QUOTED TEXT
###

The goals of this project was to build a low-power, small form factor machine that runs OpenBSD and acts as a firewall/router in a home network or small business setting. This page walks through the hardware I chose and the process I use to get OpenBSD running on the CF card.
Table of Contents
The design has gone through two generations of hardware now.
Small Form Factor Shuttle System
The first firewall I built was in 2004 using a Shuttle SV25 small form factor case and a VIA C3 Ezra 933MHz CPU. The machine was passively cooled, had 256MB RAM a Phobos P430/TX quad port fast ethernet NIC and a 256MB compact flash card.
In the fall of 2007 the system started randomly crashing and causing kernel panics. After some hardware troubleshooting, I decided it would be better to simply replace the entire thing.
Rack Mount Appliance
- Intel 852GM chipset
- Up to 2GHz Pentium-M processor
- Up to 1.25GB DDR226 memory
- On-board compact flash slot
- 2x Broadcom BCM4401B1 fast ethernet NICs
- 2x Broadcom BCM5788 gigabit ethernet NICs
- Hardware watchdog
- Space for 3.5″ or 2.5″ IDE drive
- 1RU form factor
This hardware has performed well but it does have some limitations:
- No on-board SATA which means connecting a modern hard drive or even a solid state drive is out of the question.

###

CHALLENGE
Continue the write-up on the OpenBSD firewall build from where it stops.

###

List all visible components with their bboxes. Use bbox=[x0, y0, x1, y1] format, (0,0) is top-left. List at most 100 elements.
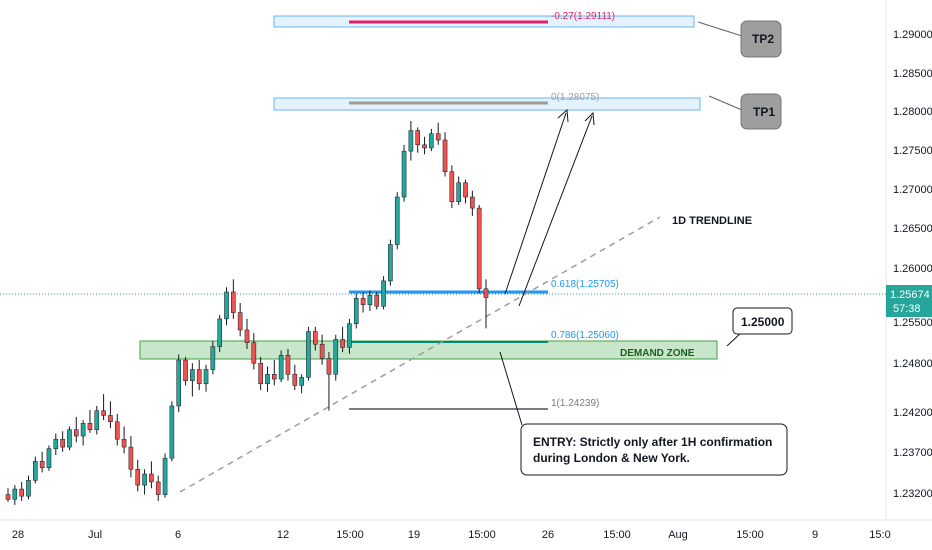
candle-down bbox=[435, 133, 441, 141]
candle-down bbox=[155, 481, 161, 495]
time-tick-label: 26 bbox=[542, 529, 554, 541]
fib-label-1: 1(1.24239) bbox=[551, 398, 599, 409]
candle-down bbox=[258, 362, 263, 385]
candle-down bbox=[449, 171, 455, 203]
time-tick-label: 12 bbox=[277, 529, 289, 541]
candle-down bbox=[340, 339, 345, 348]
fib-label-0618: 0.618(1.25705) bbox=[551, 279, 619, 290]
candle-up bbox=[278, 355, 284, 380]
candle-down bbox=[483, 288, 489, 298]
candle-down bbox=[19, 488, 24, 497]
candle-down bbox=[422, 144, 427, 149]
candle-down bbox=[39, 461, 45, 468]
candle-up bbox=[401, 150, 407, 198]
level-callout-text: 1.25000 bbox=[741, 315, 785, 329]
candle-down bbox=[108, 415, 113, 423]
price-tick-label: 1.29000 bbox=[893, 29, 932, 41]
candle-down bbox=[319, 343, 325, 359]
entry-callout-line1: ENTRY: Strictly only after 1H confirmati… bbox=[533, 435, 772, 449]
candle-down bbox=[415, 130, 421, 146]
time-axis[interactable]: 28 Jul 6 12 15:00 19 15:00 26 15:00 Aug 15:00 9 15:0 bbox=[12, 529, 891, 541]
price-tick-label: 1.28000 bbox=[893, 106, 932, 118]
time-tick-label: Aug bbox=[668, 529, 688, 541]
time-tick-label: 9 bbox=[812, 529, 818, 541]
candle-up bbox=[367, 294, 373, 305]
price-tick-label: 1.27500 bbox=[893, 145, 932, 157]
time-tick-label: 15:00 bbox=[336, 529, 364, 541]
tp1-callout[interactable] bbox=[740, 93, 782, 130]
candle-down bbox=[121, 438, 127, 448]
level-callout-box[interactable] bbox=[732, 307, 793, 335]
candle-up bbox=[67, 429, 72, 448]
candle-up bbox=[26, 480, 31, 497]
candle-up bbox=[347, 323, 352, 348]
candle-down bbox=[476, 207, 482, 290]
candle-up bbox=[46, 448, 52, 468]
demand-zone-label: DEMAND ZONE bbox=[620, 348, 695, 359]
candle-up bbox=[306, 331, 311, 378]
candle-up bbox=[12, 488, 18, 500]
candle-down bbox=[326, 358, 332, 375]
price-tick-label: 1.24800 bbox=[893, 358, 932, 370]
trendline-1d[interactable] bbox=[179, 216, 661, 493]
time-tick-label: 28 bbox=[12, 529, 24, 541]
candle-down bbox=[183, 359, 188, 381]
arrow-head-2 bbox=[584, 111, 595, 126]
time-tick-label: 15:0 bbox=[869, 529, 890, 541]
candle-down bbox=[442, 139, 448, 172]
trendline-label: 1D TRENDLINE bbox=[672, 215, 752, 227]
candle-up bbox=[210, 346, 216, 370]
candle-down bbox=[251, 342, 257, 364]
fib-label-0786: 0.786(1.25060) bbox=[551, 330, 619, 341]
arrow-head-1 bbox=[557, 108, 569, 123]
price-tick-label: 1.23200 bbox=[893, 488, 932, 500]
countdown-value: 57:38 bbox=[893, 303, 921, 315]
price-tick-label: 1.26000 bbox=[893, 263, 932, 275]
candle-down bbox=[360, 298, 366, 305]
entry-callout-line2: during London & New York. bbox=[533, 451, 690, 465]
candle-up bbox=[388, 244, 393, 282]
candle-down bbox=[149, 473, 154, 483]
time-tick-label: 6 bbox=[175, 529, 181, 541]
projection-arrow-1 bbox=[504, 112, 567, 295]
time-tick-label: 15:00 bbox=[603, 529, 631, 541]
time-tick-label: 19 bbox=[408, 529, 420, 541]
candle-up bbox=[224, 291, 229, 320]
tp2-callout-pointer bbox=[697, 21, 743, 37]
candle-down bbox=[114, 421, 120, 440]
price-tick-label: 1.24200 bbox=[893, 407, 932, 419]
tp1-label: TP1 bbox=[753, 105, 775, 119]
candle-down bbox=[60, 438, 65, 448]
candle-up bbox=[94, 410, 100, 430]
candle-up bbox=[176, 359, 182, 407]
entry-callout-box[interactable] bbox=[520, 423, 788, 476]
price-axis[interactable]: 1.29000 1.28500 1.28000 1.27500 1.27000 1.265… bbox=[893, 29, 932, 500]
tp2-callout[interactable] bbox=[740, 20, 782, 58]
candle-down bbox=[231, 291, 236, 313]
candle-down bbox=[135, 469, 141, 486]
candle-up bbox=[169, 405, 175, 459]
candle-up bbox=[353, 298, 359, 324]
price-tick-label: 1.28500 bbox=[893, 68, 932, 80]
current-price-badge bbox=[886, 285, 932, 317]
candle-up bbox=[456, 182, 461, 203]
time-tick-label: 15:00 bbox=[468, 529, 496, 541]
candle-down bbox=[101, 410, 106, 416]
candle-down bbox=[5, 494, 11, 500]
candle-up bbox=[299, 377, 304, 386]
price-tick-label: 1.25500 bbox=[893, 317, 932, 329]
candle-up bbox=[33, 461, 38, 481]
candle-down bbox=[87, 423, 93, 430]
fib-label-neg027: -0.27(1.29111) bbox=[551, 11, 615, 22]
candle-down bbox=[73, 429, 79, 437]
candle-up bbox=[53, 438, 59, 449]
price-tick-label: 1.23700 bbox=[893, 447, 932, 459]
candle-down bbox=[128, 446, 134, 470]
candle-down bbox=[285, 355, 291, 375]
candle-up bbox=[429, 133, 434, 149]
candle-up bbox=[142, 473, 147, 486]
time-tick-label: Jul bbox=[88, 529, 102, 541]
candle-down bbox=[374, 294, 380, 307]
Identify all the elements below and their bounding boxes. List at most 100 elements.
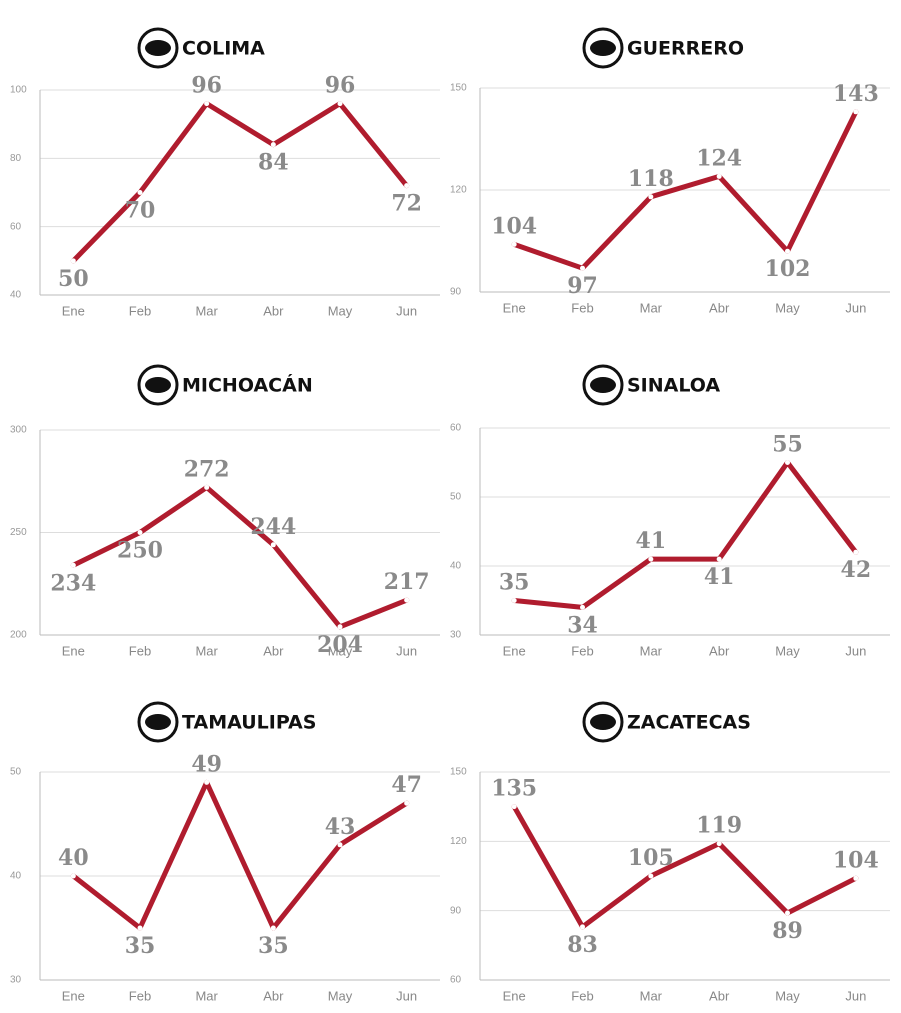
data-label: 104 [833, 847, 879, 873]
data-label: 43 [325, 814, 356, 840]
x-tick-label: Jun [396, 988, 417, 1003]
data-point [716, 841, 722, 847]
data-line [70, 779, 410, 931]
x-tick-label: May [775, 300, 800, 315]
data-point [270, 925, 276, 931]
y-tick-label: 40 [10, 290, 22, 301]
data-line [70, 101, 410, 264]
data-point [853, 875, 859, 881]
data-label: 96 [191, 73, 222, 99]
data-point [511, 804, 517, 810]
data-point [137, 530, 143, 535]
x-tick-label: May [328, 988, 353, 1003]
state-icon-shape [145, 40, 171, 56]
x-tick-label: May [328, 643, 353, 658]
data-label: 217 [384, 569, 430, 595]
data-label: 50 [58, 266, 89, 292]
data-point [785, 460, 790, 465]
data-point [511, 241, 517, 247]
data-point [204, 101, 210, 107]
x-tick-label: Abr [709, 643, 730, 658]
x-tick-label: Ene [62, 643, 85, 658]
data-label: 34 [567, 612, 598, 638]
data-label: 89 [772, 918, 803, 944]
data-point [337, 624, 343, 630]
chart-title: TAMAULIPAS [182, 712, 316, 734]
data-label: 96 [325, 73, 356, 99]
data-point [580, 924, 585, 930]
data-label: 124 [696, 145, 742, 171]
data-point [270, 542, 276, 548]
x-tick-label: Ene [62, 988, 85, 1003]
data-point [404, 597, 410, 603]
y-tick-label: 50 [450, 492, 462, 503]
state-icon-shape [590, 40, 616, 56]
data-label: 35 [499, 570, 530, 596]
x-tick-label: Ene [503, 643, 526, 658]
data-point [204, 779, 210, 785]
data-label: 83 [567, 932, 598, 958]
x-tick-label: Mar [640, 988, 663, 1003]
x-tick-label: Jun [845, 300, 866, 315]
data-label: 250 [117, 538, 163, 564]
y-tick-label: 100 [10, 85, 27, 96]
data-label: 105 [628, 845, 674, 871]
data-line [511, 109, 859, 271]
x-tick-label: May [328, 303, 353, 318]
x-tick-label: Abr [263, 988, 284, 1003]
y-tick-label: 200 [10, 630, 27, 641]
x-tick-label: Feb [129, 988, 151, 1003]
chart-title: MICHOACÁN [182, 374, 313, 397]
y-tick-label: 50 [10, 767, 22, 778]
data-label: 97 [567, 273, 598, 299]
x-tick-label: Feb [129, 303, 151, 318]
chart-title: SINALOA [627, 375, 720, 397]
data-label: 35 [258, 933, 289, 959]
y-tick-label: 300 [10, 425, 27, 436]
y-tick-label: 150 [450, 83, 467, 94]
data-label: 70 [125, 198, 156, 224]
data-label: 41 [704, 564, 735, 590]
x-tick-label: Abr [263, 303, 284, 318]
data-label: 234 [50, 570, 96, 596]
y-tick-label: 150 [450, 767, 467, 778]
data-label: 49 [191, 751, 222, 777]
y-tick-label: 30 [450, 630, 462, 641]
x-tick-label: Jun [396, 303, 417, 318]
data-point [404, 183, 410, 189]
data-label: 55 [772, 432, 803, 458]
data-line [511, 804, 859, 930]
data-point [716, 556, 722, 562]
data-point [853, 109, 859, 115]
data-point [70, 258, 76, 264]
x-tick-label: Abr [263, 643, 284, 658]
data-point [785, 910, 790, 916]
x-tick-label: Abr [709, 988, 730, 1003]
data-point [785, 248, 790, 254]
x-tick-label: May [775, 643, 800, 658]
data-label: 102 [765, 256, 811, 282]
data-label: 42 [841, 557, 872, 583]
x-tick-label: Feb [571, 643, 593, 658]
data-label: 104 [491, 213, 537, 239]
x-tick-label: Mar [640, 643, 663, 658]
data-point [648, 873, 654, 879]
x-tick-label: May [775, 988, 800, 1003]
x-tick-label: Mar [195, 303, 218, 318]
x-tick-label: Ene [503, 988, 526, 1003]
state-icon-shape [145, 714, 171, 730]
data-point [580, 265, 585, 271]
data-label: 118 [628, 166, 674, 192]
data-point [137, 190, 143, 195]
data-label: 41 [636, 528, 667, 554]
state-icon-shape [590, 377, 616, 393]
data-point [404, 800, 410, 806]
data-label: 84 [258, 150, 289, 176]
data-point [337, 101, 343, 107]
data-point [70, 873, 76, 879]
data-point [70, 562, 76, 568]
x-tick-label: Jun [845, 988, 866, 1003]
y-tick-label: 60 [450, 975, 462, 986]
x-tick-label: Mar [640, 300, 663, 315]
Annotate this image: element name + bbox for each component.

###

EXERCISE ANSWER
- There are no ports on the outside of the box for connecting a keyboard and monitor. The only connectors are pins located on the board. You have to take the top cover off the unit and connect these little jumper cables to the board which let you plug your PS/2 keyboard and VGA monitor in.
- The front-facing serial port does not work well enough to use as a console port. You can either:
- Enable the console port function in the system’s BIOS in which case you can interact with the system during POST, get into the BIOS, etc, but lose all console function as soon as the OpenBSD bootloader loads. Or,
- Disable the console port function in the BIOS and enable console on “com0” in OpenBSD in which case you cannot interact with the BIOS nor can you enter any commands at the “boot>” prompt but you can see the boot messages and login on the console when the machine comes up.
- Neither of these options is perfect, especially when you’re doing maintenance on the box and need to either boot a rescue kernel from the “boot>” prompt or get into the BIOS to change the boot order.
- The Broadcom BCM4401 ethernet chipset is not highly regarded. It’s well known the card misbehaves in systems that have > 1GB of memory in them. See OpenBSD bugid 6074.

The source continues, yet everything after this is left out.